#### Required task:
Can you print the data exactly and leave out each image?

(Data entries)

========================================

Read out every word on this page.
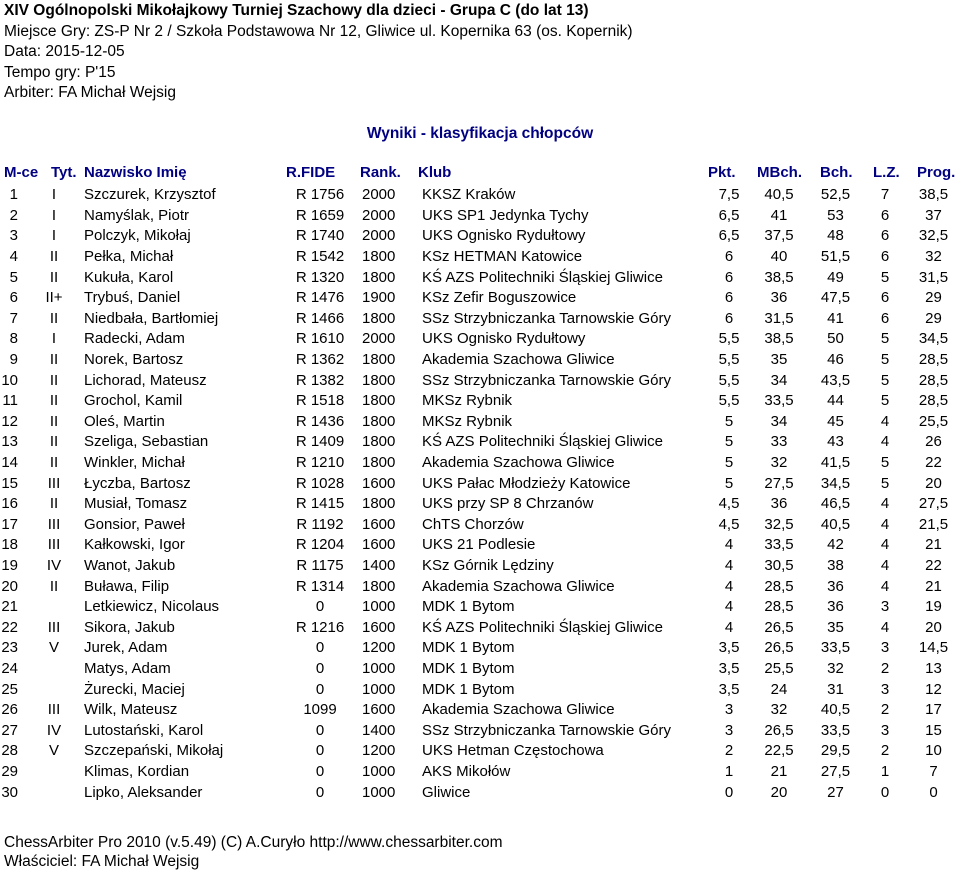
XIV Ogólnopolski Mikołajkowy Turniej Szachowy dla dzieci - Grupa C (do lat 13)
Miejsce Gry: ZS-P Nr 2 / Szkoła Podstawowa Nr 12, Gliwice ul. Kopernika 63 (os. Kopernik)
Data: 2015-12-05
Tempo gry: P'15
Arbiter: FA Michał Wejsig
Wyniki - klasyfikacja chłopców
M-ce Tyt. Nazwisko Imię	R.FIDE Rank. Klub	Pkt. MBch. Bch. L.Z. Prog.
1	I	Szczurek, Krzysztof	R 1756	2000	KKSZ Kraków	7,5	40,5	52,5	7	38,5
2	I	Namyślak, Piotr	R 1659	2000	UKS SP1 Jedynka Tychy	6,5	41	53	6	37
3	I	Polczyk, Mikołaj	R 1740	2000	UKS Ognisko Rydułtowy	6,5	37,5	48	6	32,5
4	II	Pełka, Michał	R 1542	1800	KSz HETMAN Katowice	6	40	51,5	6	32
5	II	Kukuła, Karol	R 1320	1800	KŚ AZS Politechniki Śląskiej Gliwice	6	38,5	49	5	31,5
6	II+	Trybuś, Daniel	R 1476	1900	KSz Zefir Boguszowice	6	36	47,5	6	29
7	II	Niedbała, Bartłomiej	R 1466	1800	SSz Strzybniczanka Tarnowskie Góry	6	31,5	41	6	29
8	I	Radecki, Adam	R 1610	2000	UKS Ognisko Rydułtowy	5,5	38,5	50	5	34,5
9	II	Norek, Bartosz	R 1362	1800	Akademia Szachowa Gliwice	5,5	35	46	5	28,5
10	II	Lichorad, Mateusz	R 1382	1800	SSz Strzybniczanka Tarnowskie Góry	5,5	34	43,5	5	28,5
11	II	Grochol, Kamil	R 1518	1800	MKSz Rybnik	5,5	33,5	44	5	28,5
12	II	Oleś, Martin	R 1436	1800	MKSz Rybnik	5	34	45	4	25,5
13	II	Szeliga, Sebastian	R 1409	1800	KŚ AZS Politechniki Śląskiej Gliwice	5	33	43	4	26
14	II	Winkler, Michał	R 1210	1800	Akademia Szachowa Gliwice	5	32	41,5	5	22
15	III	Łyczba, Bartosz	R 1028	1600	UKS Pałac Młodzieży Katowice	5	27,5	34,5	5	20
16	II	Musiał, Tomasz	R 1415	1800	UKS przy SP 8 Chrzanów	4,5	36	46,5	4	27,5
17	III	Gonsior, Paweł	R 1192	1600	ChTS Chorzów	4,5	32,5	40,5	4	21,5
18	III	Kałkowski, Igor	R 1204	1600	UKS 21 Podlesie	4	33,5	42	4	21
19	IV	Wanot, Jakub	R 1175	1400	KSz Górnik Lędziny	4	30,5	38	4	22
20	II	Buława, Filip	R 1314	1800	Akademia Szachowa Gliwice	4	28,5	36	4	21
21		Letkiewicz, Nicolaus	0	1000	MDK 1 Bytom	4	28,5	36	3	19
22	III	Sikora, Jakub	R 1216	1600	KŚ AZS Politechniki Śląskiej Gliwice	4	26,5	35	4	20
23	V	Jurek, Adam	0	1200	MDK 1 Bytom	3,5	26,5	33,5	3	14,5
24		Matys, Adam	0	1000	MDK 1 Bytom	3,5	25,5	32	2	13
25		Żurecki, Maciej	0	1000	MDK 1 Bytom	3,5	24	31	3	12
26	III	Wilk, Mateusz	1099	1600	Akademia Szachowa Gliwice	3	32	40,5	2	17
27	IV	Lutostański, Karol	0	1400	SSz Strzybniczanka Tarnowskie Góry	3	26,5	33,5	3	15
28	V	Szczepański, Mikołaj	0	1200	UKS Hetman Częstochowa	2	22,5	29,5	2	10
29		Klimas, Kordian	0	1000	AKS Mikołów	1	21	27,5	1	7
30		Lipko, Aleksander	0	1000	Gliwice	0	20	27	0	0
ChessArbiter Pro 2010 (v.5.49) (C) A.Curyło http://www.chessarbiter.com
Właściciel: FA Michał Wejsig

========================================

#### Task result:
Read out every word on this page.
XIV Ogólnopolski Mikołajkowy Turniej Szachowy dla dzieci - Grupa C (do lat 13)
Miejsce Gry: ZS-P Nr 2 / Szkoła Podstawowa Nr 12, Gliwice ul. Kopernika 63 (os. Kopernik)
Data: 2015-12-05
Tempo gry: P'15
Arbiter: FA Michał Wejsig
Wyniki - klasyfikacja chłopców
M-ce Tyt. Nazwisko Imię	R.FIDE Rank. Klub	Pkt. MBch. Bch. L.Z. Prog.
1	I	Szczurek, Krzysztof	R 1756	2000	KKSZ Kraków	7,5	40,5	52,5	7	38,5
2	I	Namyślak, Piotr	R 1659	2000	UKS SP1 Jedynka Tychy	6,5	41	53	6	37
3	I	Polczyk, Mikołaj	R 1740	2000	UKS Ognisko Rydułtowy	6,5	37,5	48	6	32,5
4	II	Pełka, Michał	R 1542	1800	KSz HETMAN Katowice	6	40	51,5	6	32
5	II	Kukuła, Karol	R 1320	1800	KŚ AZS Politechniki Śląskiej Gliwice	6	38,5	49	5	31,5
6	II+	Trybuś, Daniel	R 1476	1900	KSz Zefir Boguszowice	6	36	47,5	6	29
7	II	Niedbała, Bartłomiej	R 1466	1800	SSz Strzybniczanka Tarnowskie Góry	6	31,5	41	6	29
8	I	Radecki, Adam	R 1610	2000	UKS Ognisko Rydułtowy	5,5	38,5	50	5	34,5
9	II	Norek, Bartosz	R 1362	1800	Akademia Szachowa Gliwice	5,5	35	46	5	28,5
10	II	Lichorad, Mateusz	R 1382	1800	SSz Strzybniczanka Tarnowskie Góry	5,5	34	43,5	5	28,5
11	II	Grochol, Kamil	R 1518	1800	MKSz Rybnik	5,5	33,5	44	5	28,5
12	II	Oleś, Martin	R 1436	1800	MKSz Rybnik	5	34	45	4	25,5
13	II	Szeliga, Sebastian	R 1409	1800	KŚ AZS Politechniki Śląskiej Gliwice	5	33	43	4	26
14	II	Winkler, Michał	R 1210	1800	Akademia Szachowa Gliwice	5	32	41,5	5	22
15	III	Łyczba, Bartosz	R 1028	1600	UKS Pałac Młodzieży Katowice	5	27,5	34,5	5	20
16	II	Musiał, Tomasz	R 1415	1800	UKS przy SP 8 Chrzanów	4,5	36	46,5	4	27,5
17	III	Gonsior, Paweł	R 1192	1600	ChTS Chorzów	4,5	32,5	40,5	4	21,5
18	III	Kałkowski, Igor	R 1204	1600	UKS 21 Podlesie	4	33,5	42	4	21
19	IV	Wanot, Jakub	R 1175	1400	KSz Górnik Lędziny	4	30,5	38	4	22
20	II	Buława, Filip	R 1314	1800	Akademia Szachowa Gliwice	4	28,5	36	4	21
21		Letkiewicz, Nicolaus	0	1000	MDK 1 Bytom	4	28,5	36	3	19
22	III	Sikora, Jakub	R 1216	1600	KŚ AZS Politechniki Śląskiej Gliwice	4	26,5	35	4	20
23	V	Jurek, Adam	0	1200	MDK 1 Bytom	3,5	26,5	33,5	3	14,5
24		Matys, Adam	0	1000	MDK 1 Bytom	3,5	25,5	32	2	13
25		Żurecki, Maciej	0	1000	MDK 1 Bytom	3,5	24	31	3	12
26	III	Wilk, Mateusz	1099	1600	Akademia Szachowa Gliwice	3	32	40,5	2	17
27	IV	Lutostański, Karol	0	1400	SSz Strzybniczanka Tarnowskie Góry	3	26,5	33,5	3	15
28	V	Szczepański, Mikołaj	0	1200	UKS Hetman Częstochowa	2	22,5	29,5	2	10
29		Klimas, Kordian	0	1000	AKS Mikołów	1	21	27,5	1	7
30		Lipko, Aleksander	0	1000	Gliwice	0	20	27	0	0
ChessArbiter Pro 2010 (v.5.49) (C) A.Curyło http://www.chessarbiter.com
Właściciel: FA Michał Wejsig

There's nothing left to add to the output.